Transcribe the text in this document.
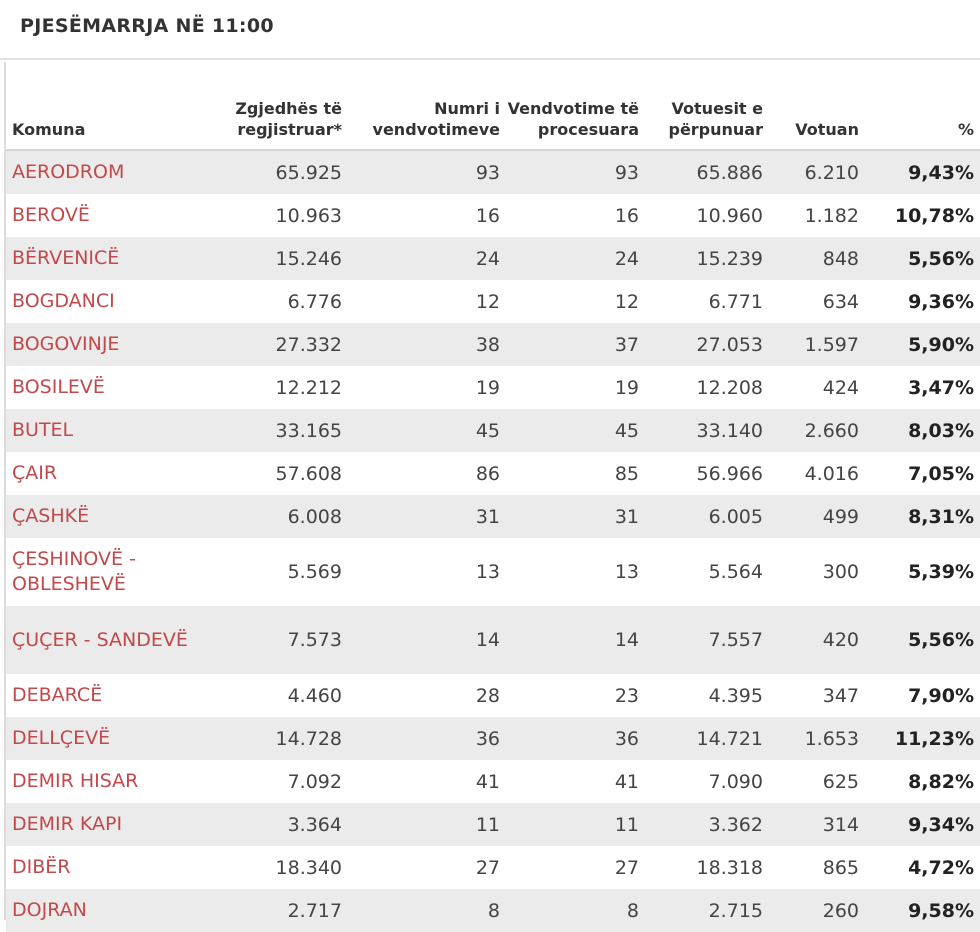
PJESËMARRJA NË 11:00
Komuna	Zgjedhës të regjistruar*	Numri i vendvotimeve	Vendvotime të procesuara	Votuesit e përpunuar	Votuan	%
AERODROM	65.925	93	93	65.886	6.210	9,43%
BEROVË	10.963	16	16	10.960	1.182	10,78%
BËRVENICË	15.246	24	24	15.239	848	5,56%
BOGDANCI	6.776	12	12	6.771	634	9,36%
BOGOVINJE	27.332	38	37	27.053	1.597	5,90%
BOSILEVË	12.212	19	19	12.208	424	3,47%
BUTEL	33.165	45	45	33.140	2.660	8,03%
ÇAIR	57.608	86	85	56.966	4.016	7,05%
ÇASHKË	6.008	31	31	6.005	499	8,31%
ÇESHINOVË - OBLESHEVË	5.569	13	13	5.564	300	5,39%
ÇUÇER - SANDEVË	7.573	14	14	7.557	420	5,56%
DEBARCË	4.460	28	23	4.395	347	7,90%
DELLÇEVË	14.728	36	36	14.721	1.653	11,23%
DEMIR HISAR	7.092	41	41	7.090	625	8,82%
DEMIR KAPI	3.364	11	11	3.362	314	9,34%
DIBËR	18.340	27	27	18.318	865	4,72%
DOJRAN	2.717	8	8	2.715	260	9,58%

--

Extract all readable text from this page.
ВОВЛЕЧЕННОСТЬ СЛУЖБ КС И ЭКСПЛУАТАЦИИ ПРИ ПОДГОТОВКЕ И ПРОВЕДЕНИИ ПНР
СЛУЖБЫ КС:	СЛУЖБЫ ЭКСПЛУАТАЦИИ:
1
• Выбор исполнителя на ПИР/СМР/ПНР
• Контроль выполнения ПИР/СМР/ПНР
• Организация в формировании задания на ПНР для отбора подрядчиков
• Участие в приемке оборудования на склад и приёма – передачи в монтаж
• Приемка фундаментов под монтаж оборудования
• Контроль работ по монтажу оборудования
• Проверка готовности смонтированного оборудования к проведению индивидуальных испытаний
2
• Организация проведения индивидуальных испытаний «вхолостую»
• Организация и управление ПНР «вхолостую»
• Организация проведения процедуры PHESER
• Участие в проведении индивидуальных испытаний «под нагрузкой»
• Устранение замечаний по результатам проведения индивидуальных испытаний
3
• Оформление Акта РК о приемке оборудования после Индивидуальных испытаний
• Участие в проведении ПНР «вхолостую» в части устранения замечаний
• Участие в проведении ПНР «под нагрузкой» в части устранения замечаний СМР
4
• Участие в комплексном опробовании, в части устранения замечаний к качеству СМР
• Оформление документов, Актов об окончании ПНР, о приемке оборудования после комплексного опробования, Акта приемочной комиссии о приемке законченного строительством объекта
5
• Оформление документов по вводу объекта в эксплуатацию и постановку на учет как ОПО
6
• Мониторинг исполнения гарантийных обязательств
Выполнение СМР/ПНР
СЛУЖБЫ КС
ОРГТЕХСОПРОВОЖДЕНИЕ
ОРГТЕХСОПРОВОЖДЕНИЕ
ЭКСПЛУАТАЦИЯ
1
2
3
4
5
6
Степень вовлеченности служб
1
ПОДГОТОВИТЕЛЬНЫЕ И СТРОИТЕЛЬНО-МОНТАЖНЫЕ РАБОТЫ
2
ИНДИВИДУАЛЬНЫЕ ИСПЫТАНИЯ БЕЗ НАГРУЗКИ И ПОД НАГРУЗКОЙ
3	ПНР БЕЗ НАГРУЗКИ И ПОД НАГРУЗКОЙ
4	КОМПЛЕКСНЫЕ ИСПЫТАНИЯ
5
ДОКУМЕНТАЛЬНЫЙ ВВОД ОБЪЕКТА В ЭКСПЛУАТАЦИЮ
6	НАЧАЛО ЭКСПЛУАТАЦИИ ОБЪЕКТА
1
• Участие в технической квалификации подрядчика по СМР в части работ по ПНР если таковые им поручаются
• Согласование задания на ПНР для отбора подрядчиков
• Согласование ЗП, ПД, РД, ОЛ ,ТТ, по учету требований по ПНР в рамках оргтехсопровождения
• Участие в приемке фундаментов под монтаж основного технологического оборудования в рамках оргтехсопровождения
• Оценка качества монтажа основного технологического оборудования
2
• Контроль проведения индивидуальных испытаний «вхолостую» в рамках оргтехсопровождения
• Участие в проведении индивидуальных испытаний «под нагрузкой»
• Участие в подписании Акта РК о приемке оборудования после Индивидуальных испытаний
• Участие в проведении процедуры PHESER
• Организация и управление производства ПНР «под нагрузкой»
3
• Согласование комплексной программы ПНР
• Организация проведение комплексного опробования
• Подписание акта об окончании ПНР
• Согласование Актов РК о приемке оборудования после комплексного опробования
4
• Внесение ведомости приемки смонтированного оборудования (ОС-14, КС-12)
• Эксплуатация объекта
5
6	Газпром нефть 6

--

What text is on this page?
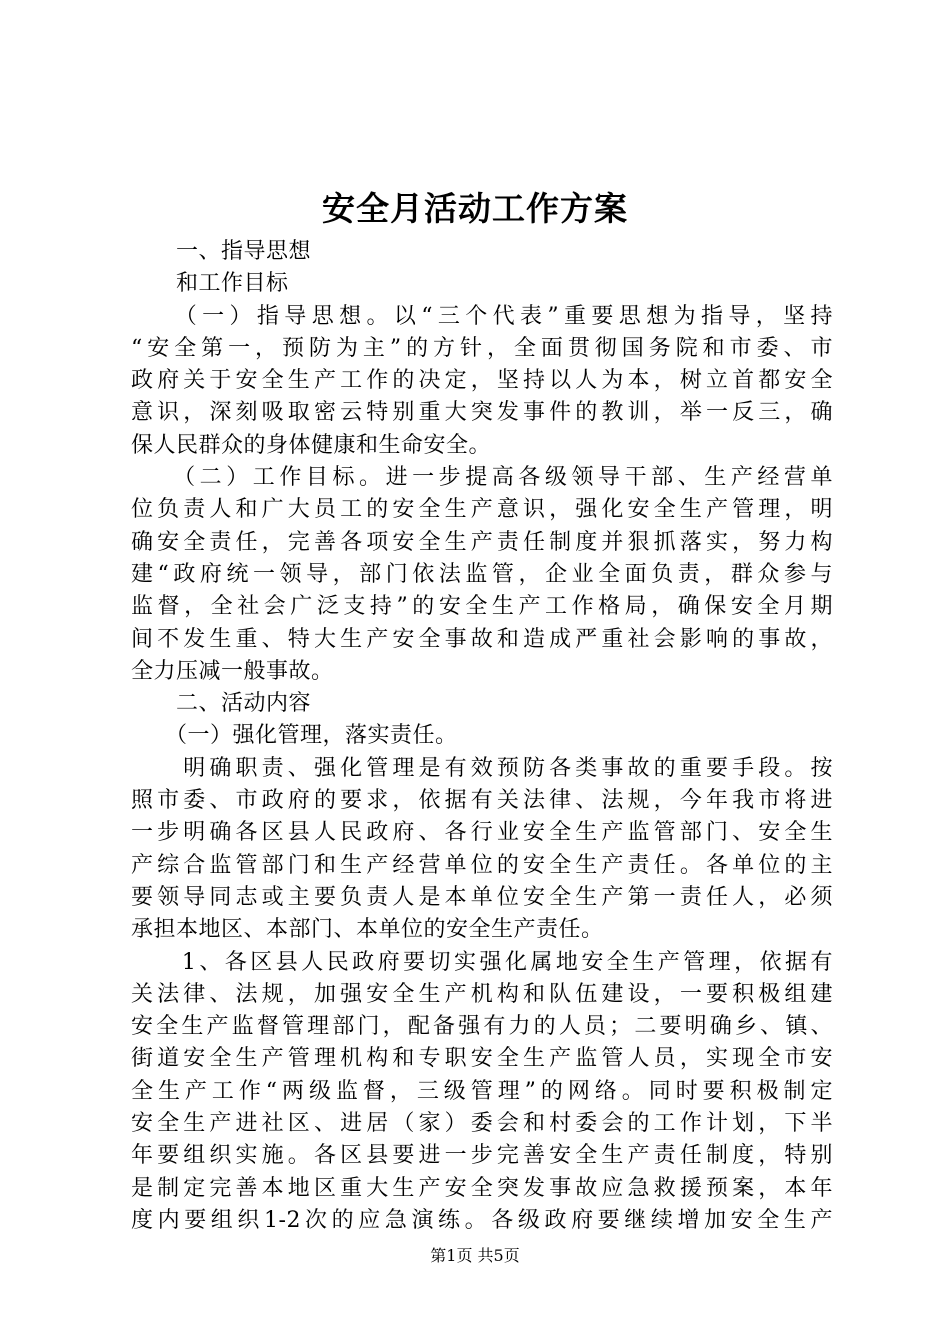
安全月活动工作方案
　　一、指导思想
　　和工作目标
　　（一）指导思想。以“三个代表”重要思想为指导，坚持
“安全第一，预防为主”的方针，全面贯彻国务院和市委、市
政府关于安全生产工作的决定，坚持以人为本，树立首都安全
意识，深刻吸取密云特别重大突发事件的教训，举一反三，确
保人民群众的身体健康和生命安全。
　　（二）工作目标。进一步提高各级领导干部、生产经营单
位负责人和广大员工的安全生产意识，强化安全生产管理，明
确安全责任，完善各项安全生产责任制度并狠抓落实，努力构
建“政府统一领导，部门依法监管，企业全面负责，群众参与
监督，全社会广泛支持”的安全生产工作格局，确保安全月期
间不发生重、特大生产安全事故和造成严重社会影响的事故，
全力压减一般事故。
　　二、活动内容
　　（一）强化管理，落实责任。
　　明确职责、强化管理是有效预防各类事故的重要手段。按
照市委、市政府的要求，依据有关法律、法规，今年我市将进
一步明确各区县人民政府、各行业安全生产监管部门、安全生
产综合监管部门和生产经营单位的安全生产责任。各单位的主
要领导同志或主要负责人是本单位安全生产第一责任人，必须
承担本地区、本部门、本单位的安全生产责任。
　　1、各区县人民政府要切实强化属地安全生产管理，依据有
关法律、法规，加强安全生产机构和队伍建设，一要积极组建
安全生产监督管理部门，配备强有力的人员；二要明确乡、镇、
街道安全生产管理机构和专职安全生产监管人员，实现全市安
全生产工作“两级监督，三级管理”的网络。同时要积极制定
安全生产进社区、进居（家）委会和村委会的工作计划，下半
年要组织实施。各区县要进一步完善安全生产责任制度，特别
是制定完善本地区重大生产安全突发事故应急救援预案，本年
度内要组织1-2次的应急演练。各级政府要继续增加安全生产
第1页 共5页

--

■ **TASK BRIEF**
List all lines in the material containing the string "НАГРУЗКИ".

■ **REPLY**
ИНДИВИДУАЛЬНЫЕ ИСПЫТАНИЯ БЕЗ НАГРУЗКИ И ПОД НАГРУЗКОЙ
3	ПНР БЕЗ НАГРУЗКИ И ПОД НАГРУЗКОЙ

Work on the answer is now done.